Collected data
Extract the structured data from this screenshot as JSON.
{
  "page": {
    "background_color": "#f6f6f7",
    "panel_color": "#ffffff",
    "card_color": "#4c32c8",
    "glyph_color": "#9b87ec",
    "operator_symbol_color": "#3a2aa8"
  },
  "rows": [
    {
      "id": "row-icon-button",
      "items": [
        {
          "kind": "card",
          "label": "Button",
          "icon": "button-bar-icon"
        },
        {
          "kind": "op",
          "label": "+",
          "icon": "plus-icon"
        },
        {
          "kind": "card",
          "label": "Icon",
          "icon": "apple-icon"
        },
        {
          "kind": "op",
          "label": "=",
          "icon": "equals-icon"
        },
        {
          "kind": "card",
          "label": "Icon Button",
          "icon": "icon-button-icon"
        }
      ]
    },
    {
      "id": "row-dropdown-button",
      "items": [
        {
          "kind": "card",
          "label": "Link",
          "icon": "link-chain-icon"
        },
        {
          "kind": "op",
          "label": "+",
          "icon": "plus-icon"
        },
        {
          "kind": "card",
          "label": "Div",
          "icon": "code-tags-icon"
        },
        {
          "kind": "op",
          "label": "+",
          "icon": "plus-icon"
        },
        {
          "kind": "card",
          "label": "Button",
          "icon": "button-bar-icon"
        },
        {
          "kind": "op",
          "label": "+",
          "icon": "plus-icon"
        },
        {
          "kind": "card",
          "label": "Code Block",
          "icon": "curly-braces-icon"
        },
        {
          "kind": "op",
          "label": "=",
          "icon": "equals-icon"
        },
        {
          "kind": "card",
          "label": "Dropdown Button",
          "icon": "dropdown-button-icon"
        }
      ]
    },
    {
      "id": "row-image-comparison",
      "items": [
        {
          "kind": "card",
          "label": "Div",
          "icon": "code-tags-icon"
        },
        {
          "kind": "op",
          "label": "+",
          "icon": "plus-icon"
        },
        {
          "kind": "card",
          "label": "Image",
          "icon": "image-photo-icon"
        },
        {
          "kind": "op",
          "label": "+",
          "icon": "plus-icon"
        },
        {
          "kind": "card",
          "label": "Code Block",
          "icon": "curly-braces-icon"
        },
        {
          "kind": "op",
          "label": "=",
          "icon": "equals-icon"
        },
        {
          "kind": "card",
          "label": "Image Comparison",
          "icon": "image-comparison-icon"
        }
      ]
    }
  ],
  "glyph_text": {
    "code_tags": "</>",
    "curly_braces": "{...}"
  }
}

- Exercise prompt -
Write out every record, exactly as written.

- Complete response -
Extract the structured data from this screenshot as JSON.
{
  "page": {
    "background_color": "#f6f6f7",
    "panel_color": "#ffffff",
    "card_color": "#4c32c8",
    "glyph_color": "#9b87ec",
    "operator_symbol_color": "#3a2aa8"
  },
  "rows": [
    {
      "id": "row-icon-button",
      "items": [
        {
          "kind": "card",
          "label": "Button",
          "icon": "button-bar-icon"
        },
        {
          "kind": "op",
          "label": "+",
          "icon": "plus-icon"
        },
        {
          "kind": "card",
          "label": "Icon",
          "icon": "apple-icon"
        },
        {
          "kind": "op",
          "label": "=",
          "icon": "equals-icon"
        },
        {
          "kind": "card",
          "label": "Icon Button",
          "icon": "icon-button-icon"
        }
      ]
    },
    {
      "id": "row-dropdown-button",
      "items": [
        {
          "kind": "card",
          "label": "Link",
          "icon": "link-chain-icon"
        },
        {
          "kind": "op",
          "label": "+",
          "icon": "plus-icon"
        },
        {
          "kind": "card",
          "label": "Div",
          "icon": "code-tags-icon"
        },
        {
          "kind": "op",
          "label": "+",
          "icon": "plus-icon"
        },
        {
          "kind": "card",
          "label": "Button",
          "icon": "button-bar-icon"
        },
        {
          "kind": "op",
          "label": "+",
          "icon": "plus-icon"
        },
        {
          "kind": "card",
          "label": "Code Block",
          "icon": "curly-braces-icon"
        },
        {
          "kind": "op",
          "label": "=",
          "icon": "equals-icon"
        },
        {
          "kind": "card",
          "label": "Dropdown Button",
          "icon": "dropdown-button-icon"
        }
      ]
    },
    {
      "id": "row-image-comparison",
      "items": [
        {
          "kind": "card",
          "label": "Div",
          "icon": "code-tags-icon"
        },
        {
          "kind": "op",
          "label": "+",
          "icon": "plus-icon"
        },
        {
          "kind": "card",
          "label": "Image",
          "icon": "image-photo-icon"
        },
        {
          "kind": "op",
          "label": "+",
          "icon": "plus-icon"
        },
        {
          "kind": "card",
          "label": "Code Block",
          "icon": "curly-braces-icon"
        },
        {
          "kind": "op",
          "label": "=",
          "icon": "equals-icon"
        },
        {
          "kind": "card",
          "label": "Image Comparison",
          "icon": "image-comparison-icon"
        }
      ]
    }
  ],
  "glyph_text": {
    "code_tags": "</>",
    "curly_braces": "{...}"
  }
}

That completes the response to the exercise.